▶ PROBLEM TO SOLVE: Find the lines below that contain the word "heading" and count them. Only the number should be given.
☆ ☆ ☆ ☆ ☆
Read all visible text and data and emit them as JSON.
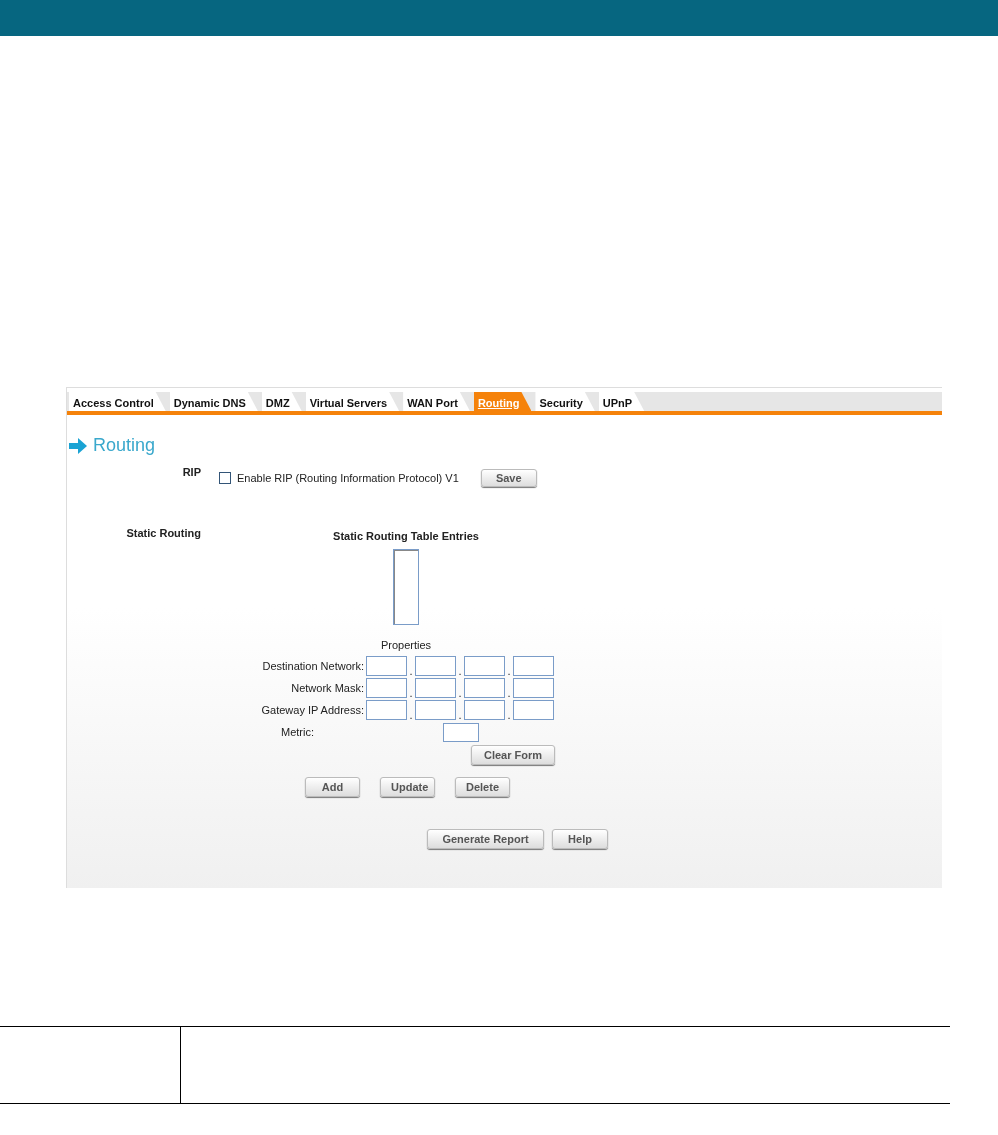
{
  "tabs": [
    {
      "label": "Access Control",
      "selected": false
    },
    {
      "label": "Dynamic DNS",
      "selected": false
    },
    {
      "label": "DMZ",
      "selected": false
    },
    {
      "label": "Virtual Servers",
      "selected": false
    },
    {
      "label": "WAN Port",
      "selected": false
    },
    {
      "label": "Routing",
      "selected": true
    },
    {
      "label": "Security",
      "selected": false
    },
    {
      "label": "UPnP",
      "selected": false
    }
  ],
  "heading": "Routing",
  "rip": {
    "label": "RIP",
    "checkbox_label": "Enable RIP (Routing Information Protocol) V1",
    "checked": false,
    "save_button": "Save"
  },
  "static_routing": {
    "label": "Static Routing",
    "table_title": "Static Routing Table Entries",
    "properties_title": "Properties",
    "ip_rows": [
      {
        "label": "Destination Network:",
        "separators": [
          ".",
          ".",
          "."
        ]
      },
      {
        "label": "Network Mask:",
        "separators": [
          ".",
          ".",
          "."
        ]
      },
      {
        "label": "Gateway IP Address:",
        "separators": [
          ".",
          ".",
          "."
        ]
      }
    ],
    "metric_label": "Metric:",
    "clear_button": "Clear Form",
    "action_buttons": [
      "Add",
      "Update",
      "Delete"
    ]
  },
  "footer_buttons": [
    "Generate Report",
    "Help"
  ]
}
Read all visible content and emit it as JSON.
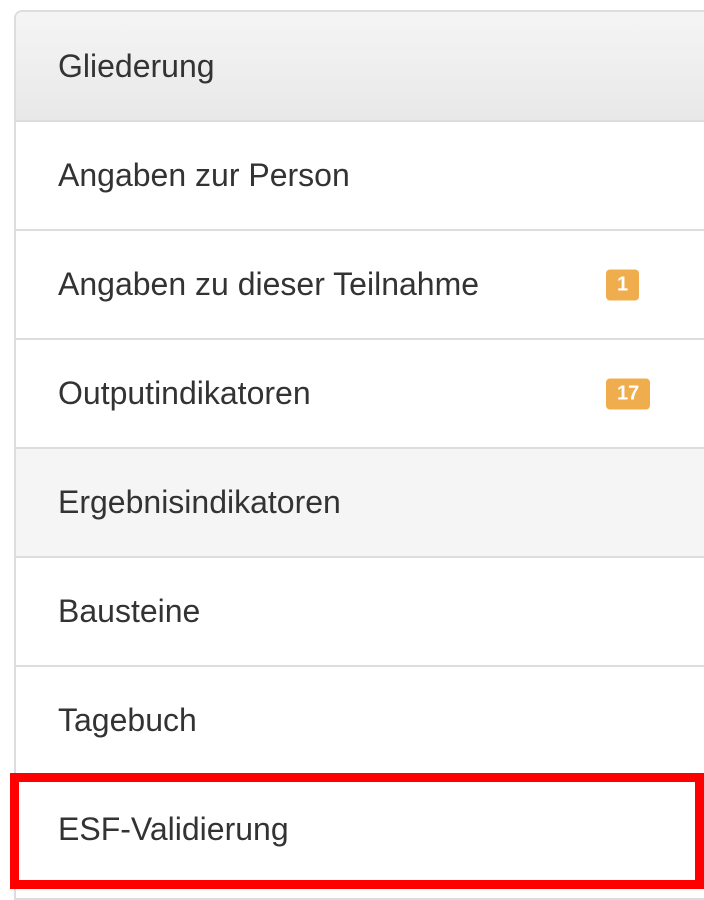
{
  "panel": {
    "heading": "Gliederung"
  },
  "nav": {
    "items": [
      {
        "label": "Angaben zur Person",
        "badge": ""
      },
      {
        "label": "Angaben zu dieser Teilnahme",
        "badge": "1"
      },
      {
        "label": "Outputindikatoren",
        "badge": "17"
      },
      {
        "label": "Ergebnisindikatoren",
        "badge": ""
      },
      {
        "label": "Bausteine",
        "badge": ""
      },
      {
        "label": "Tagebuch",
        "badge": ""
      },
      {
        "label": "ESF-Validierung",
        "badge": ""
      }
    ],
    "active_index": 3
  },
  "colors": {
    "badge": "#f0ad4e",
    "highlight": "#ff0000",
    "border": "#dddddd",
    "text": "#333333"
  }
}
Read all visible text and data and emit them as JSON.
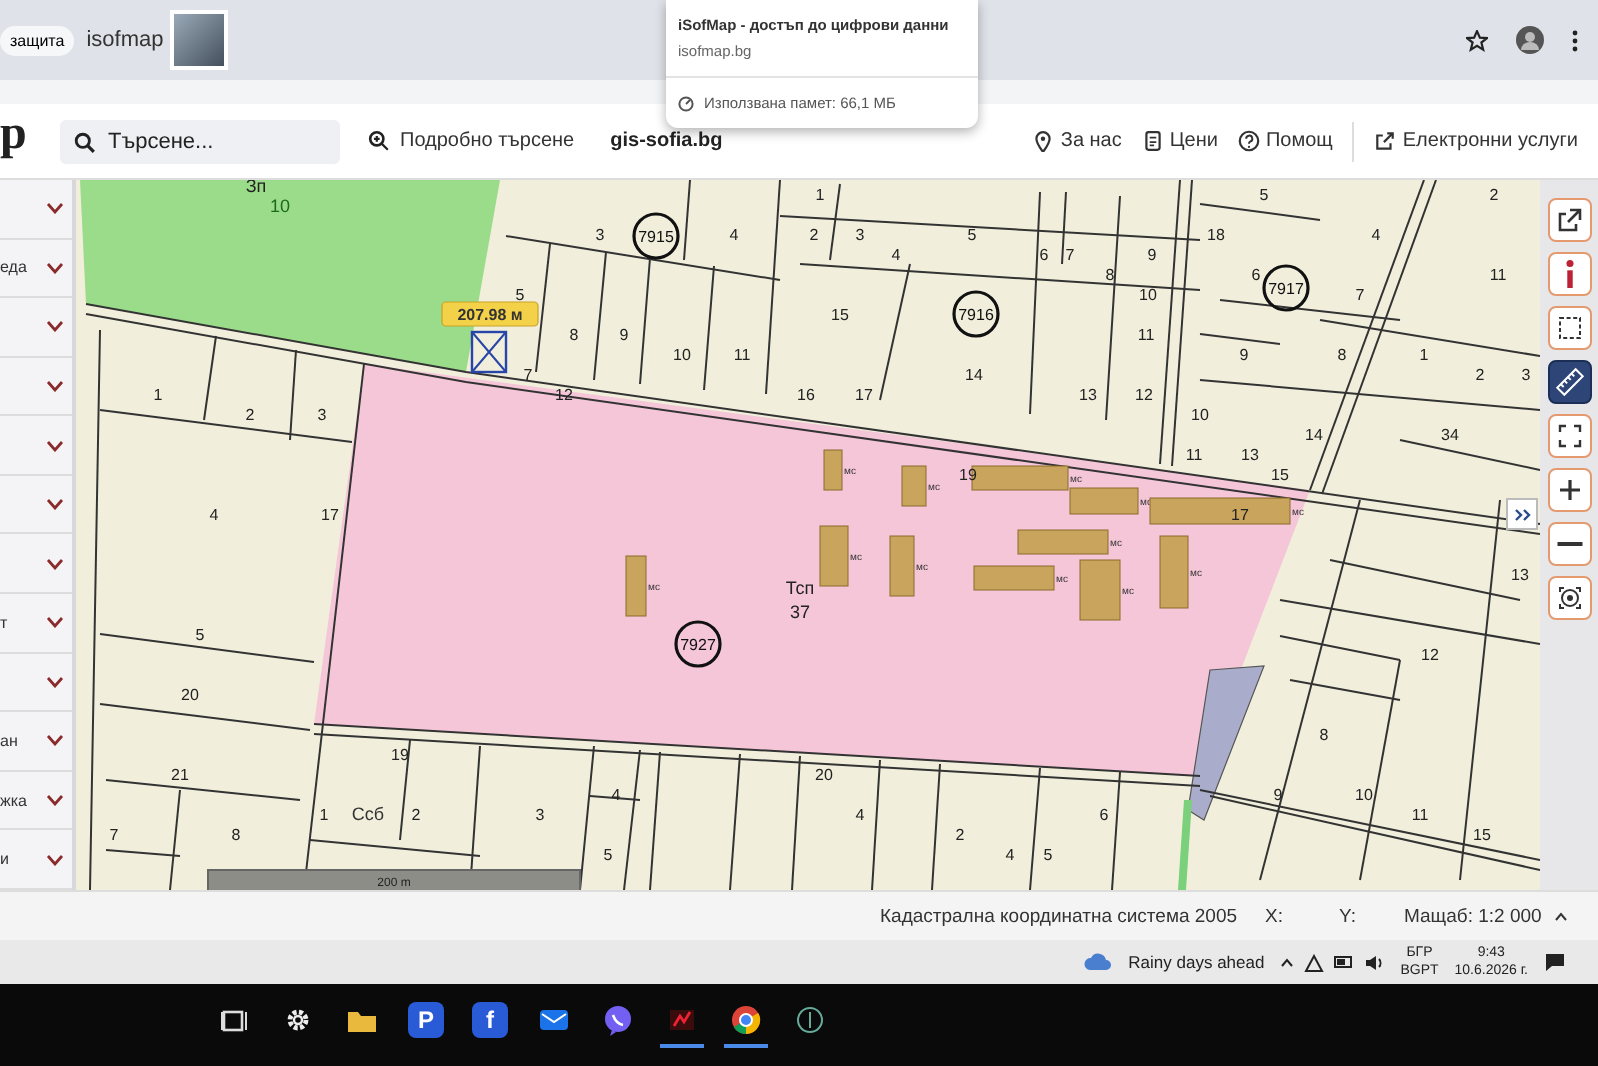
☆ ☆ ☆ ☆ ☆
▶ ANSWER FOR THE TASK: 2